● REQUIREMENTS: In the material below, find every line with "height" and pull it out.

Collection entries
_ _ _ _ _
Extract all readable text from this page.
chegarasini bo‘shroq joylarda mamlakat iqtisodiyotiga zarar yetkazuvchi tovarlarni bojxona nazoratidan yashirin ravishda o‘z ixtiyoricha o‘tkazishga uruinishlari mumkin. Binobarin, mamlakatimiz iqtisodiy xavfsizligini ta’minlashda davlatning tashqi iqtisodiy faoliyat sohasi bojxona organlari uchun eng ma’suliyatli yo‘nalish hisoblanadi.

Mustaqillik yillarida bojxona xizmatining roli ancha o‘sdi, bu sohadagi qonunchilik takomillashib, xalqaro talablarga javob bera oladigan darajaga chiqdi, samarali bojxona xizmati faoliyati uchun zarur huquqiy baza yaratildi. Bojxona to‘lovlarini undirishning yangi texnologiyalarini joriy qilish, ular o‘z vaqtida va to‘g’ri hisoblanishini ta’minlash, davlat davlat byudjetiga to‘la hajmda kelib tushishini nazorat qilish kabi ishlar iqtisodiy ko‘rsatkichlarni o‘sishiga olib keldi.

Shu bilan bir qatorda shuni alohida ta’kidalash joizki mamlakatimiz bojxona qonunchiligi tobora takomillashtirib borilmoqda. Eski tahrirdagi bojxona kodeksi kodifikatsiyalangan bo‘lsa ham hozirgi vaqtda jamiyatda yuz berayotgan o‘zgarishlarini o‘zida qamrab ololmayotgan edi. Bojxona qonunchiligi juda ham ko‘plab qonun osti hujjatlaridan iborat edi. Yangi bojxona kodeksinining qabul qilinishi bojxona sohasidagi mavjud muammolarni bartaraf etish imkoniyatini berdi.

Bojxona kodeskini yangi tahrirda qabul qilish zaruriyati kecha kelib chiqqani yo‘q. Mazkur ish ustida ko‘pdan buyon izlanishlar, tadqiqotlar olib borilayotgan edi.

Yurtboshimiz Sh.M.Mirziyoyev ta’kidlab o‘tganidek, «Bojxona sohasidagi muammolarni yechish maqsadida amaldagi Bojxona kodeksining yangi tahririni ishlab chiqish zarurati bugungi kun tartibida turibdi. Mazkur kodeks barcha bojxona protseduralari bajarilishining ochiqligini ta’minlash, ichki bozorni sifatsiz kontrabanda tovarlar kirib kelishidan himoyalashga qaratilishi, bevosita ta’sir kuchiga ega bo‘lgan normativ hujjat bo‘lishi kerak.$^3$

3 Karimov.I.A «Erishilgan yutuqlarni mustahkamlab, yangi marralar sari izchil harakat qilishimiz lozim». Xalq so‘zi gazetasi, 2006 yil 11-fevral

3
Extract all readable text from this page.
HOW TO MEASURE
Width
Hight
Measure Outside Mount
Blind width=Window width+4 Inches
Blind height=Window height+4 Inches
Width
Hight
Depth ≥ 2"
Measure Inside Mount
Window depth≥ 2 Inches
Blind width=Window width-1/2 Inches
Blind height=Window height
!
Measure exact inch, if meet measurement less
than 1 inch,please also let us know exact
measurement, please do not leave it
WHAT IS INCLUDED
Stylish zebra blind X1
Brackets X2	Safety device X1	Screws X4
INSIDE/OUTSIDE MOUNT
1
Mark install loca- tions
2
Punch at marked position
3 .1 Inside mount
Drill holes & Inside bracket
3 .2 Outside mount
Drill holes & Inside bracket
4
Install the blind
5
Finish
_ _ _ _ _
● SOLVED EXERCISE:
Blind height=Window height+4 Inches
Blind height=Window height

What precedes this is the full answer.